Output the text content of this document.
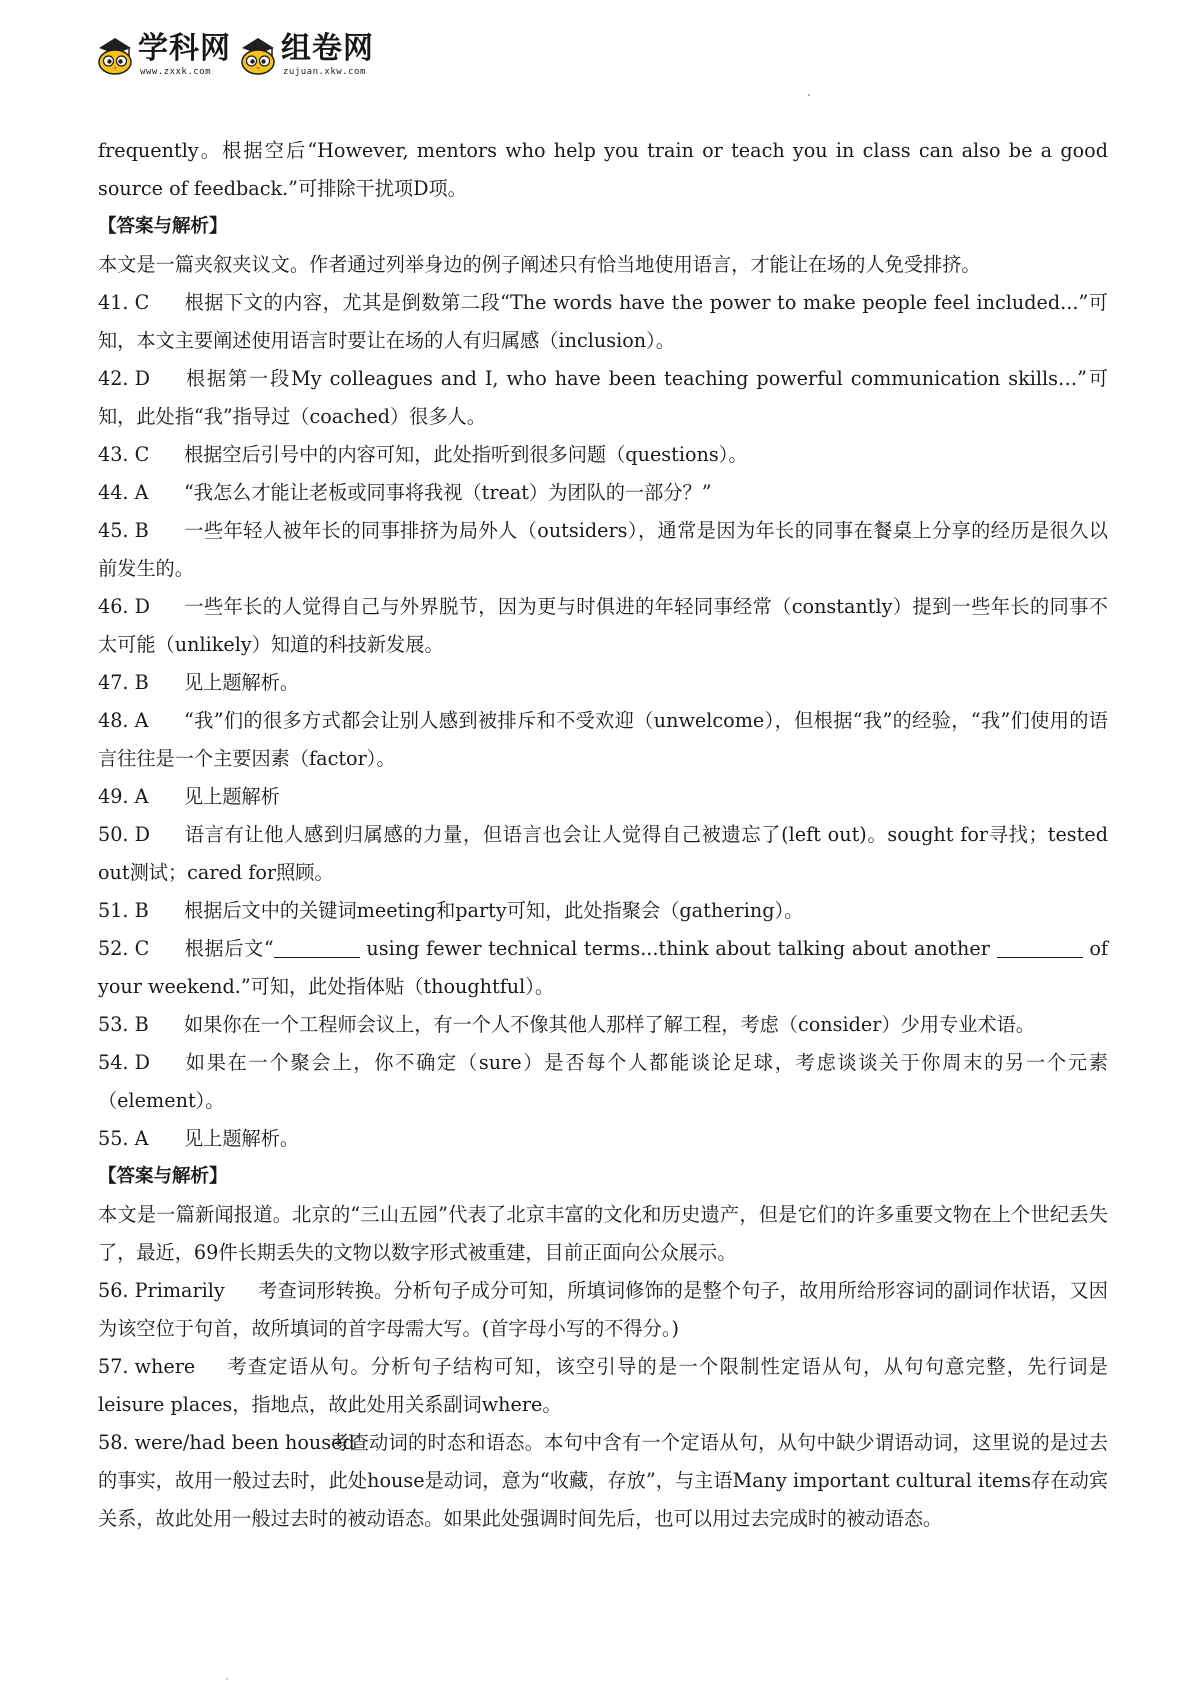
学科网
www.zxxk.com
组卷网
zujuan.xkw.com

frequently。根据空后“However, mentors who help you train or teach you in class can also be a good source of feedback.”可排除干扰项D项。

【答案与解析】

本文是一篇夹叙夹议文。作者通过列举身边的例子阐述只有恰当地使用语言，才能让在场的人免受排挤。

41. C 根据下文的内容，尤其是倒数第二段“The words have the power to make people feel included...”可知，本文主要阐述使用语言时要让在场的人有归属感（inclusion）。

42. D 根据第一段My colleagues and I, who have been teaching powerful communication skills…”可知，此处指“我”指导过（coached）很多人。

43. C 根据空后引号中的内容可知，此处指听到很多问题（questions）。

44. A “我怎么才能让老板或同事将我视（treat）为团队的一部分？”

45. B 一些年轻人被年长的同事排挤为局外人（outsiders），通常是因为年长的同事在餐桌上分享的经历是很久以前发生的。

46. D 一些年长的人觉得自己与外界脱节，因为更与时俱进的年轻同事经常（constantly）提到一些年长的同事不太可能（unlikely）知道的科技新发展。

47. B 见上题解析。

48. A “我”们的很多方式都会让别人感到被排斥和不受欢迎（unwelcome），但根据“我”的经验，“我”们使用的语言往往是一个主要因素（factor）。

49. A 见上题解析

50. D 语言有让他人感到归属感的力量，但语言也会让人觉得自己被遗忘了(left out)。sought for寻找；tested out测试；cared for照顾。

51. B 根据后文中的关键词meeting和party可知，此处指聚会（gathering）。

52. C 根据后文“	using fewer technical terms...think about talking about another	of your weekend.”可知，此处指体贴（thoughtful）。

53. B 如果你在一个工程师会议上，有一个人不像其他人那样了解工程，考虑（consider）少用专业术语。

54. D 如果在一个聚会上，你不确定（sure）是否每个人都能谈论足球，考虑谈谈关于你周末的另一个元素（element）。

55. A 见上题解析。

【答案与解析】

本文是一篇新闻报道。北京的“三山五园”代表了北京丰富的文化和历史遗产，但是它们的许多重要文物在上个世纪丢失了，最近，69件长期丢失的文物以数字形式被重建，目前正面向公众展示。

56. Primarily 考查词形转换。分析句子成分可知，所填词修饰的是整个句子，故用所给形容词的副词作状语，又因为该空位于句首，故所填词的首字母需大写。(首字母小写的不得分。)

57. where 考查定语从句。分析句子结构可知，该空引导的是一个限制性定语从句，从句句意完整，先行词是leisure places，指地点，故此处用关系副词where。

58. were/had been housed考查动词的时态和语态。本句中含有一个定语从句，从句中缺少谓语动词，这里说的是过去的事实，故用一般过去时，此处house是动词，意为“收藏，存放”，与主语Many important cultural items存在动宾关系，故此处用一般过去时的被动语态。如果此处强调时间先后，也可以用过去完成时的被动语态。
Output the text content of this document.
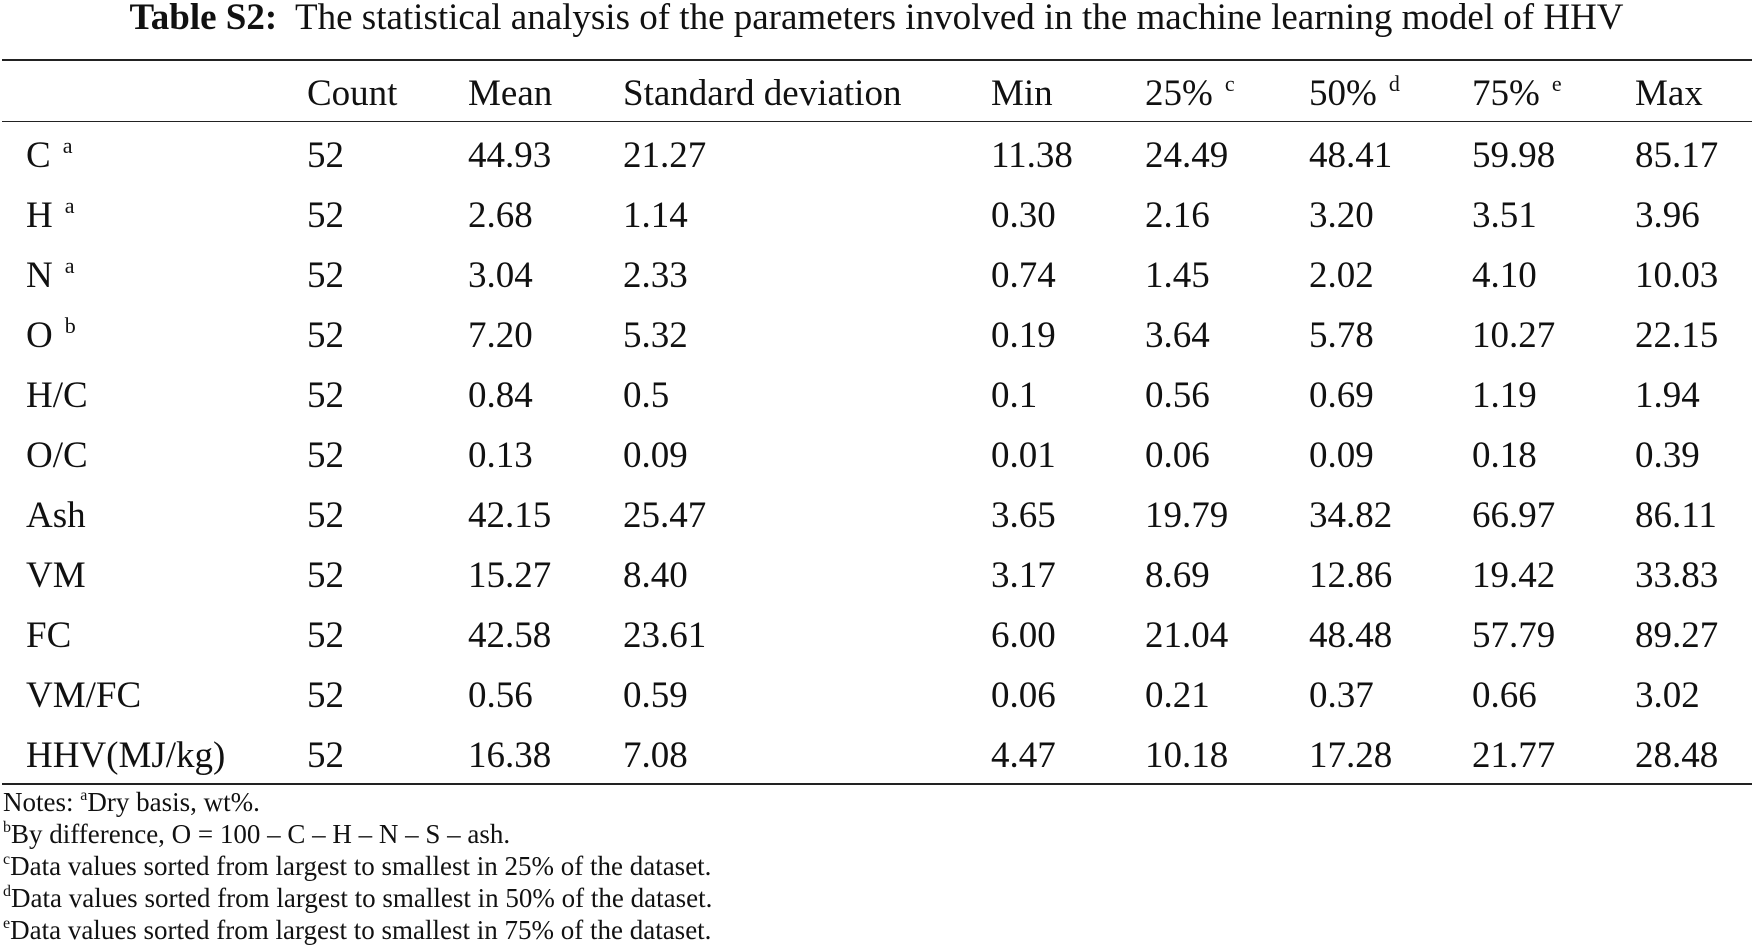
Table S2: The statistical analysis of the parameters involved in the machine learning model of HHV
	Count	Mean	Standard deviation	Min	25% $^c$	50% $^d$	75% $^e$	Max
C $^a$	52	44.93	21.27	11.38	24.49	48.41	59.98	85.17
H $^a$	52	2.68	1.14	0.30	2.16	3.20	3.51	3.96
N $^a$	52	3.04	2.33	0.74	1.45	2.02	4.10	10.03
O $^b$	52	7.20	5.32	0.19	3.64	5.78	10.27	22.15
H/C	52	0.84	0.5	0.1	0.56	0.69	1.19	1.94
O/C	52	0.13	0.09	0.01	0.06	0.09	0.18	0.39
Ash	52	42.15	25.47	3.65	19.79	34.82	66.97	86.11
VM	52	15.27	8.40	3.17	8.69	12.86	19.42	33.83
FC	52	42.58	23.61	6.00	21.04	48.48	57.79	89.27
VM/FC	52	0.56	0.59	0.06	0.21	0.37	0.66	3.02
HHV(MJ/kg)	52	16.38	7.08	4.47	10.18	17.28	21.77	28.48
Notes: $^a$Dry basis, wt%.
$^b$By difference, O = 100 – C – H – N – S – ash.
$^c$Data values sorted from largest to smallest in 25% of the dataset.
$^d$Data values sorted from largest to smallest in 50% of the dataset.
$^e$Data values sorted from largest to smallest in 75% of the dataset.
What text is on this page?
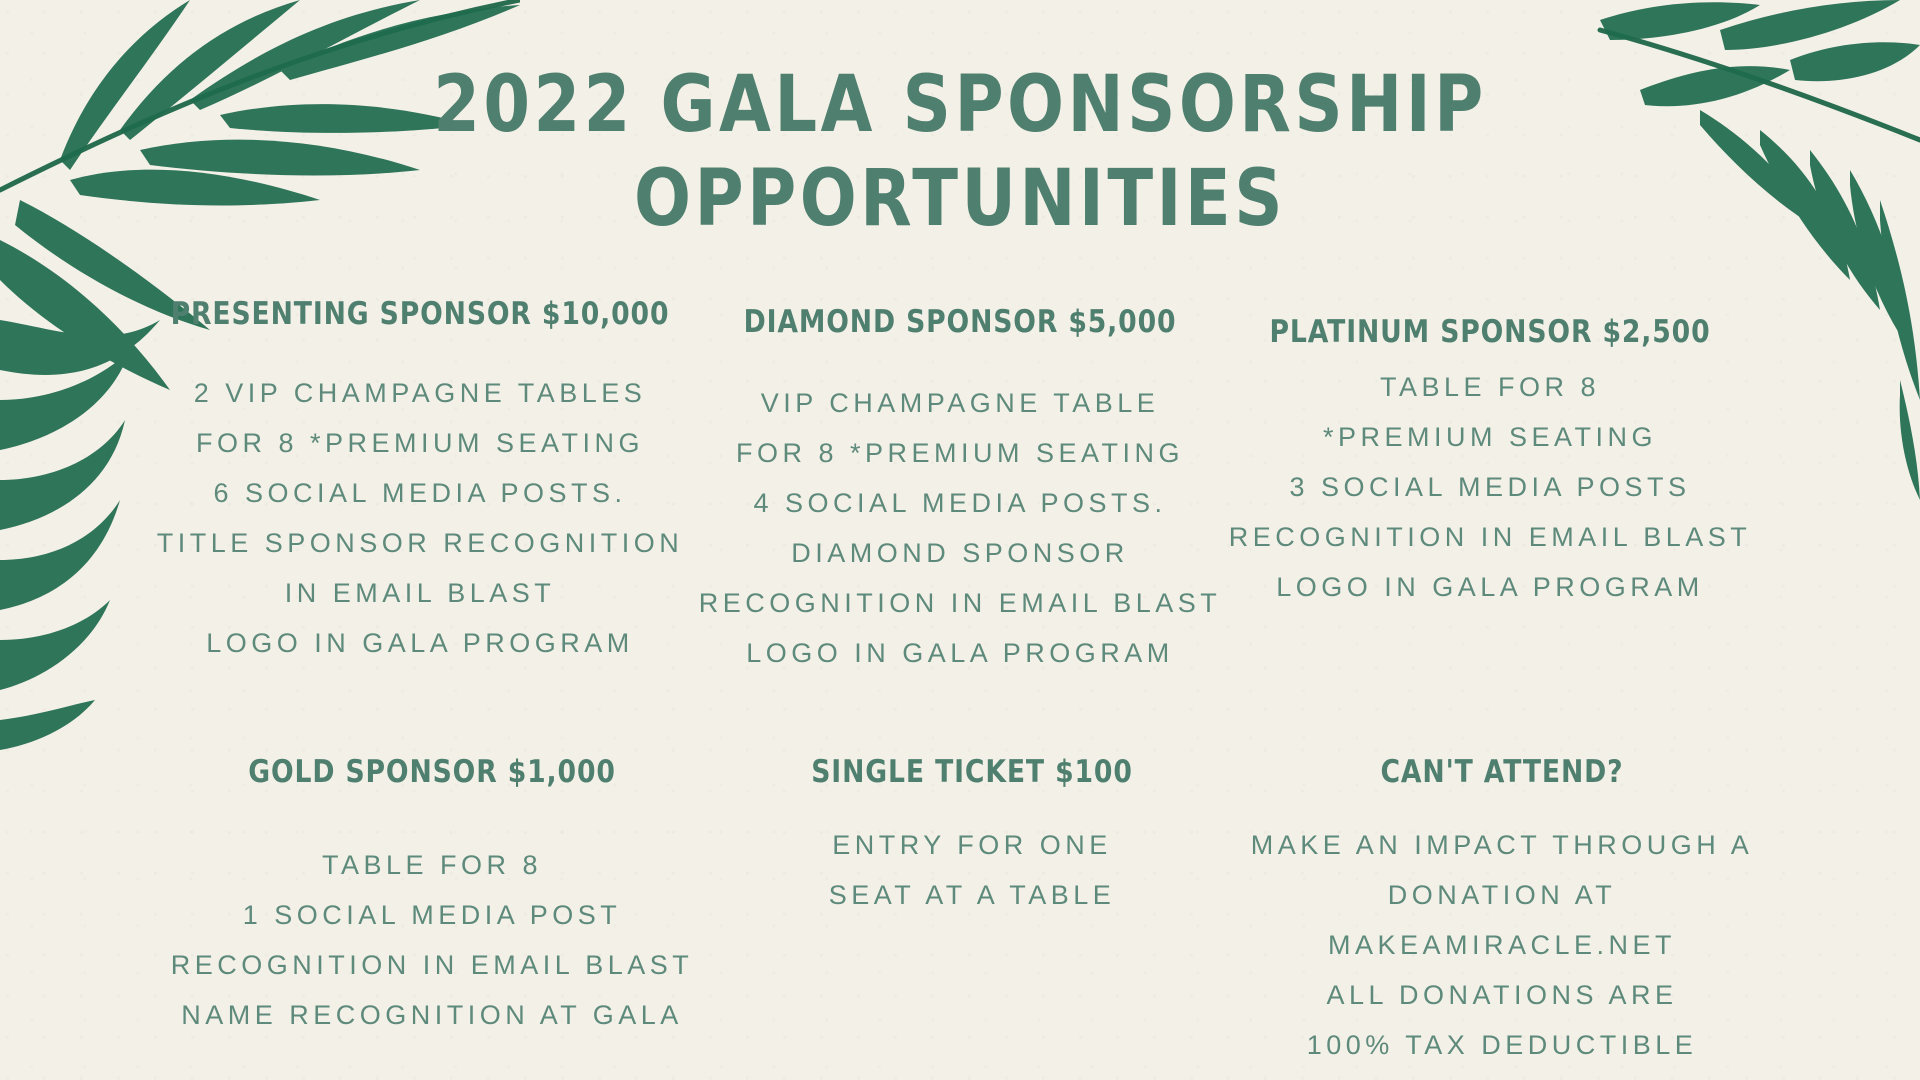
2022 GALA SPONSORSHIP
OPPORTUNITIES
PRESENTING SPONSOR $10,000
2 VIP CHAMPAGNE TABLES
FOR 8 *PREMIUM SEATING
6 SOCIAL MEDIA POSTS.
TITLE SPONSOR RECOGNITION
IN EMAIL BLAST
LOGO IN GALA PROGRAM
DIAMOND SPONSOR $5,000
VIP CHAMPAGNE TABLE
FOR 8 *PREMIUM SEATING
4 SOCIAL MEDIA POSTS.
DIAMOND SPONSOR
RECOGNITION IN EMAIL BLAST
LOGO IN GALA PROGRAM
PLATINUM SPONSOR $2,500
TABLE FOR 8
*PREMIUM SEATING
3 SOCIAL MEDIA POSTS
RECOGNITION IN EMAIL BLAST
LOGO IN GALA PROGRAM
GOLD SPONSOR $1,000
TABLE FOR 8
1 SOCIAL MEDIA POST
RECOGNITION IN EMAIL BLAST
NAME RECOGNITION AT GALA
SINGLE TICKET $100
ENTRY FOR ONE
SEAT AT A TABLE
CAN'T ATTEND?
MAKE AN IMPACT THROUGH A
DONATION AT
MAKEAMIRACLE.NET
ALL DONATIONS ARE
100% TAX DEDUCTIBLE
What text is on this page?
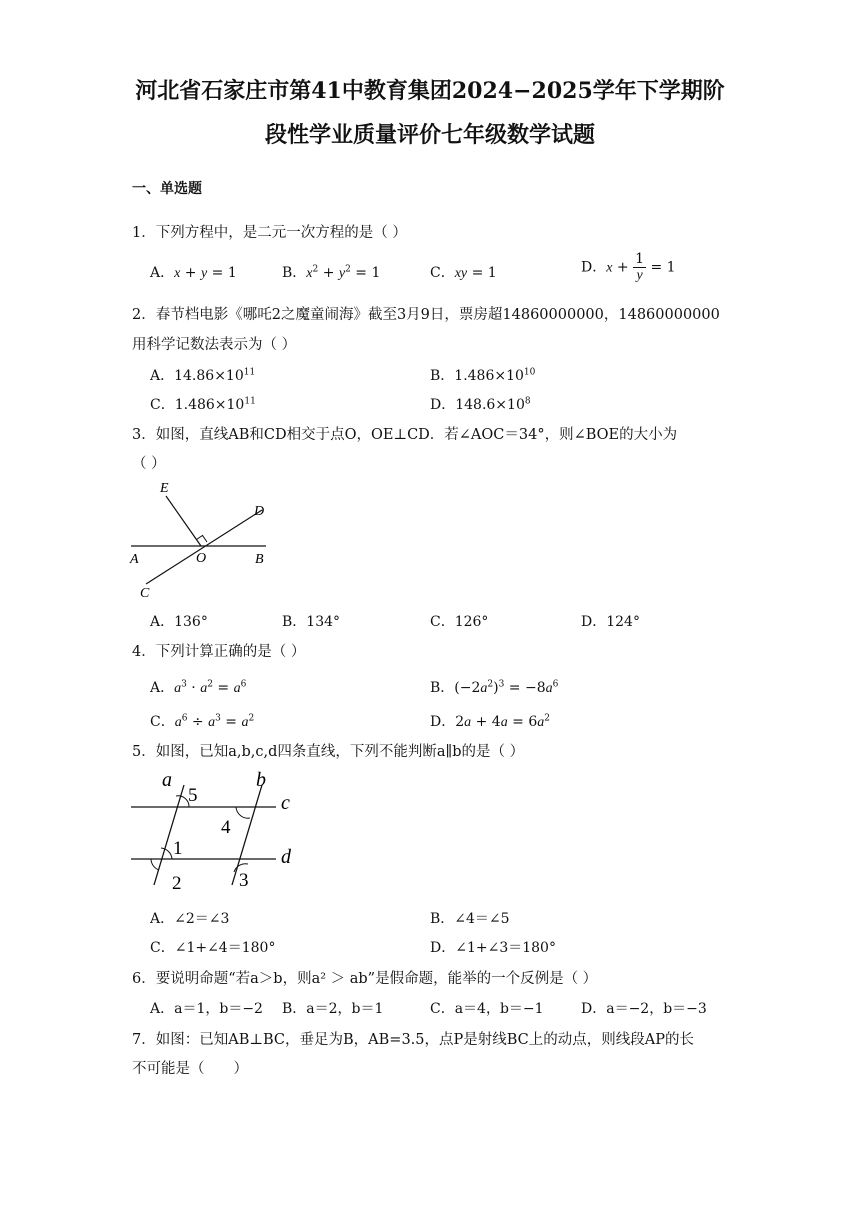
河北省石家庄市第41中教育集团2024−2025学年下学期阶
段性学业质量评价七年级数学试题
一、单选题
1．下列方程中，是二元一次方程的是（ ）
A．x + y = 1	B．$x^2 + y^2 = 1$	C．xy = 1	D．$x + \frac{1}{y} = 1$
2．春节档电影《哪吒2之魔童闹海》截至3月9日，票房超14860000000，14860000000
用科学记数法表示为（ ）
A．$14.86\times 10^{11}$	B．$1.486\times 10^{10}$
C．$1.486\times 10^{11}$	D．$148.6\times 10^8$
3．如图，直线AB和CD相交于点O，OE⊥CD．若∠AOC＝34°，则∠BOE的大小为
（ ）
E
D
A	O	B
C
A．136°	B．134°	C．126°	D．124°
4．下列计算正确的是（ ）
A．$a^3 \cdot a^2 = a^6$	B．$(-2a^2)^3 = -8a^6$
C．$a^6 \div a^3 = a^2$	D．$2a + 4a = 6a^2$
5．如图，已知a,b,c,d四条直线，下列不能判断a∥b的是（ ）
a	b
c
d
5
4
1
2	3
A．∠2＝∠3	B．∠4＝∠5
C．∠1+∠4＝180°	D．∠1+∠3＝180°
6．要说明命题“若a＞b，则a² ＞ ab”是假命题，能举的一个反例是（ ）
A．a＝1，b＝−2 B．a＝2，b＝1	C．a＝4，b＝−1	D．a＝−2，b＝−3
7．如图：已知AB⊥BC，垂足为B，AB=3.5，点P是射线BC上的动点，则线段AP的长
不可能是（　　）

______

• What the task requires
Search the data for "SOCIAL" and list every line in which it occurs.

• Result for this task
6 SOCIAL MEDIA POSTS.
4 SOCIAL MEDIA POSTS.
3 SOCIAL MEDIA POSTS
1 SOCIAL MEDIA POST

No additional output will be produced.